[INSTRUCTION]
Reproduce each line of the records below word for word, without changing anything.

* Begin EXERCISE INPUTS *

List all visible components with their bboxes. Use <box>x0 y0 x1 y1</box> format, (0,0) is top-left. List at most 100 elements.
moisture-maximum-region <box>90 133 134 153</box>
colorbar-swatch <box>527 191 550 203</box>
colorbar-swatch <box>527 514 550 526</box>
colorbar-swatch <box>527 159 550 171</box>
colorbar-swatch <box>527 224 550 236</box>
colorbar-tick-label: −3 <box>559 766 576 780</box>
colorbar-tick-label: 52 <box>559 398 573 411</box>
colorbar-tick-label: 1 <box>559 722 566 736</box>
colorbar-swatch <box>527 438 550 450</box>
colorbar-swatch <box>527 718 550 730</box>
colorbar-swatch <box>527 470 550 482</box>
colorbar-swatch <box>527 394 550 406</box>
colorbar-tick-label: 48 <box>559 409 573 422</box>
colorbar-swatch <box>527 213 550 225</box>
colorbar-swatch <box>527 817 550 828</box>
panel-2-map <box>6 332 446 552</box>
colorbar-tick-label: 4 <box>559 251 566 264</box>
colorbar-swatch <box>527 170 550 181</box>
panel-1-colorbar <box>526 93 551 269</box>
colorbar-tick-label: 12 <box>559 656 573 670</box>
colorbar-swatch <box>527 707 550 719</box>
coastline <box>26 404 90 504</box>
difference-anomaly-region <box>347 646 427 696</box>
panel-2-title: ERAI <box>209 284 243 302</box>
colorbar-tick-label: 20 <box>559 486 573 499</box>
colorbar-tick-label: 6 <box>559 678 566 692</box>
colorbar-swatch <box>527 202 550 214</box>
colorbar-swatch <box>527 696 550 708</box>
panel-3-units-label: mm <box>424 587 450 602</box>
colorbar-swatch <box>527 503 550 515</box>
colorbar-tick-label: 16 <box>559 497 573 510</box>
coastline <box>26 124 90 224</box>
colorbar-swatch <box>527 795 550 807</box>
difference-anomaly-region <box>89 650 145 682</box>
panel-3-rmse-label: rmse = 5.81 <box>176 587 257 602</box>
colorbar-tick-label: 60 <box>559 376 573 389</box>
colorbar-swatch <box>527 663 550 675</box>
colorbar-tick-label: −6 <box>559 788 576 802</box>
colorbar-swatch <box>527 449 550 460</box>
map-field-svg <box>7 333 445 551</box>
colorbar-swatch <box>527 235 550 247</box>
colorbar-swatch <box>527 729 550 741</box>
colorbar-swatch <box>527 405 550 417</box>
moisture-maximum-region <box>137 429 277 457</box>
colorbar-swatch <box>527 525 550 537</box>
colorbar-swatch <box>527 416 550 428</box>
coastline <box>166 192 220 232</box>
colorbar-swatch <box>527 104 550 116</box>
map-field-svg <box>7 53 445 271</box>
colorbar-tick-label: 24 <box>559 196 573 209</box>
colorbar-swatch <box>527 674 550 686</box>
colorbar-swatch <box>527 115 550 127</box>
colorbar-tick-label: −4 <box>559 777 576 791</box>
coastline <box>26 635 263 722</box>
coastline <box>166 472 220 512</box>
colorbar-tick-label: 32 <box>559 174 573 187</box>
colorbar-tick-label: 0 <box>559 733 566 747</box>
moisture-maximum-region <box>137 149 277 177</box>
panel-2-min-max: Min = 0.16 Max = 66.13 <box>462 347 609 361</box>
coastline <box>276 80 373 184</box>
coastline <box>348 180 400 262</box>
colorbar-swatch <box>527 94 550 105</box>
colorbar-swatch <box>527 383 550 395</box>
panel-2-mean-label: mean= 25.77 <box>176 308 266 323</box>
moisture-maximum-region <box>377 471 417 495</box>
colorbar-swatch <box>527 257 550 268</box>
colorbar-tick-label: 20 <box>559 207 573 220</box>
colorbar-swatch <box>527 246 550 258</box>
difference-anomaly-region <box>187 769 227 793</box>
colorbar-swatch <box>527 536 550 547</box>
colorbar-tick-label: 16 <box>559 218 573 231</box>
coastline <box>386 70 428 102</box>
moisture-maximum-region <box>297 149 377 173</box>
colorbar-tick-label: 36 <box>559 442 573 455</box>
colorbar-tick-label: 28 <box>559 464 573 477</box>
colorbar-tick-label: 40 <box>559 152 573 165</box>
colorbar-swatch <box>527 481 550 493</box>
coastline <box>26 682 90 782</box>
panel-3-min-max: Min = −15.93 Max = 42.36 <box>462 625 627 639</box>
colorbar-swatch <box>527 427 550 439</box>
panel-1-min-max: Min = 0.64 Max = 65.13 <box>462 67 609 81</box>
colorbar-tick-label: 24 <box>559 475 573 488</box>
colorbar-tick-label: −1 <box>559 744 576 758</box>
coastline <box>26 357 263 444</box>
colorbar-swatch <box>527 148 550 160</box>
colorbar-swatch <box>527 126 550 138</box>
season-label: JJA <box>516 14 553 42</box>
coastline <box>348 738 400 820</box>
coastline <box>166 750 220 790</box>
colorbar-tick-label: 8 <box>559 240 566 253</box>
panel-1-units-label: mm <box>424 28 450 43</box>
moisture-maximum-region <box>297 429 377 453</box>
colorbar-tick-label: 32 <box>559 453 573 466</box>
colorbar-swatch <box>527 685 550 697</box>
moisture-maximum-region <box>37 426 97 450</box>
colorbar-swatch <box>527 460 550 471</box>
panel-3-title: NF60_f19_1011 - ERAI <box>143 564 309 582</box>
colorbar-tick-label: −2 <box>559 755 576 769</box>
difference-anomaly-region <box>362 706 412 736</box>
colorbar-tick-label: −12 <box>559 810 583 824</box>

* End EXERCISE INPUTS *

[EXPECTED OUTPUT]
List all visible components with their bboxes. Use <box>x0 y0 x1 y1</box> format, (0,0) is top-left. List at most 100 elements.
moisture-maximum-region <box>90 133 134 153</box>
colorbar-swatch <box>527 191 550 203</box>
colorbar-swatch <box>527 514 550 526</box>
colorbar-swatch <box>527 159 550 171</box>
colorbar-swatch <box>527 224 550 236</box>
colorbar-tick-label: −3 <box>559 766 576 780</box>
colorbar-tick-label: 52 <box>559 398 573 411</box>
colorbar-tick-label: 1 <box>559 722 566 736</box>
colorbar-swatch <box>527 438 550 450</box>
colorbar-swatch <box>527 718 550 730</box>
colorbar-swatch <box>527 470 550 482</box>
colorbar-swatch <box>527 394 550 406</box>
colorbar-tick-label: 48 <box>559 409 573 422</box>
colorbar-swatch <box>527 213 550 225</box>
colorbar-swatch <box>527 817 550 828</box>
panel-2-map <box>6 332 446 552</box>
colorbar-tick-label: 4 <box>559 251 566 264</box>
colorbar-swatch <box>527 170 550 181</box>
panel-1-colorbar <box>526 93 551 269</box>
colorbar-tick-label: 12 <box>559 656 573 670</box>
colorbar-swatch <box>527 707 550 719</box>
coastline <box>26 404 90 504</box>
difference-anomaly-region <box>347 646 427 696</box>
panel-2-title: ERAI <box>209 284 243 302</box>
colorbar-tick-label: 20 <box>559 486 573 499</box>
colorbar-tick-label: 6 <box>559 678 566 692</box>
colorbar-swatch <box>527 202 550 214</box>
colorbar-swatch <box>527 696 550 708</box>
panel-3-units-label: mm <box>424 587 450 602</box>
colorbar-swatch <box>527 503 550 515</box>
colorbar-tick-label: 16 <box>559 497 573 510</box>
coastline <box>26 124 90 224</box>
colorbar-swatch <box>527 795 550 807</box>
difference-anomaly-region <box>89 650 145 682</box>
panel-3-rmse-label: rmse = 5.81 <box>176 587 257 602</box>
colorbar-tick-label: 60 <box>559 376 573 389</box>
colorbar-swatch <box>527 663 550 675</box>
colorbar-tick-label: −6 <box>559 788 576 802</box>
colorbar-swatch <box>527 449 550 460</box>
map-field-svg <box>7 333 445 551</box>
colorbar-swatch <box>527 235 550 247</box>
colorbar-swatch <box>527 729 550 741</box>
colorbar-swatch <box>527 405 550 417</box>
moisture-maximum-region <box>137 429 277 457</box>
colorbar-swatch <box>527 525 550 537</box>
colorbar-swatch <box>527 416 550 428</box>
coastline <box>166 192 220 232</box>
colorbar-swatch <box>527 104 550 116</box>
map-field-svg <box>7 53 445 271</box>
colorbar-tick-label: 24 <box>559 196 573 209</box>
colorbar-swatch <box>527 674 550 686</box>
colorbar-swatch <box>527 115 550 127</box>
colorbar-tick-label: −4 <box>559 777 576 791</box>
coastline <box>26 635 263 722</box>
coastline <box>166 472 220 512</box>
colorbar-tick-label: 32 <box>559 174 573 187</box>
colorbar-tick-label: 0 <box>559 733 566 747</box>
moisture-maximum-region <box>137 149 277 177</box>
panel-2-min-max: Min = 0.16 Max = 66.13 <box>462 347 609 361</box>
coastline <box>276 80 373 184</box>
coastline <box>348 180 400 262</box>
colorbar-swatch <box>527 94 550 105</box>
colorbar-swatch <box>527 383 550 395</box>
panel-2-mean-label: mean= 25.77 <box>176 308 266 323</box>
moisture-maximum-region <box>377 471 417 495</box>
colorbar-swatch <box>527 257 550 268</box>
colorbar-tick-label: 20 <box>559 207 573 220</box>
colorbar-swatch <box>527 246 550 258</box>
difference-anomaly-region <box>187 769 227 793</box>
colorbar-swatch <box>527 536 550 547</box>
colorbar-tick-label: 16 <box>559 218 573 231</box>
coastline <box>386 70 428 102</box>
moisture-maximum-region <box>297 149 377 173</box>
colorbar-tick-label: 36 <box>559 442 573 455</box>
colorbar-tick-label: 28 <box>559 464 573 477</box>
colorbar-tick-label: 40 <box>559 152 573 165</box>
colorbar-swatch <box>527 481 550 493</box>
coastline <box>26 682 90 782</box>
panel-3-min-max: Min = −15.93 Max = 42.36 <box>462 625 627 639</box>
colorbar-swatch <box>527 427 550 439</box>
panel-1-min-max: Min = 0.64 Max = 65.13 <box>462 67 609 81</box>
colorbar-tick-label: 24 <box>559 475 573 488</box>
colorbar-tick-label: −1 <box>559 744 576 758</box>
coastline <box>26 357 263 444</box>
colorbar-swatch <box>527 148 550 160</box>
colorbar-swatch <box>527 126 550 138</box>
season-label: JJA <box>516 14 553 42</box>
coastline <box>348 738 400 820</box>
coastline <box>166 750 220 790</box>
colorbar-tick-label: 8 <box>559 240 566 253</box>
panel-1-units-label: mm <box>424 28 450 43</box>
moisture-maximum-region <box>297 429 377 453</box>
colorbar-tick-label: 32 <box>559 453 573 466</box>
colorbar-swatch <box>527 685 550 697</box>
moisture-maximum-region <box>37 426 97 450</box>
colorbar-swatch <box>527 460 550 471</box>
panel-3-title: NF60_f19_1011 - ERAI <box>143 564 309 582</box>
colorbar-tick-label: −2 <box>559 755 576 769</box>
difference-anomaly-region <box>362 706 412 736</box>
colorbar-tick-label: −12 <box>559 810 583 824</box>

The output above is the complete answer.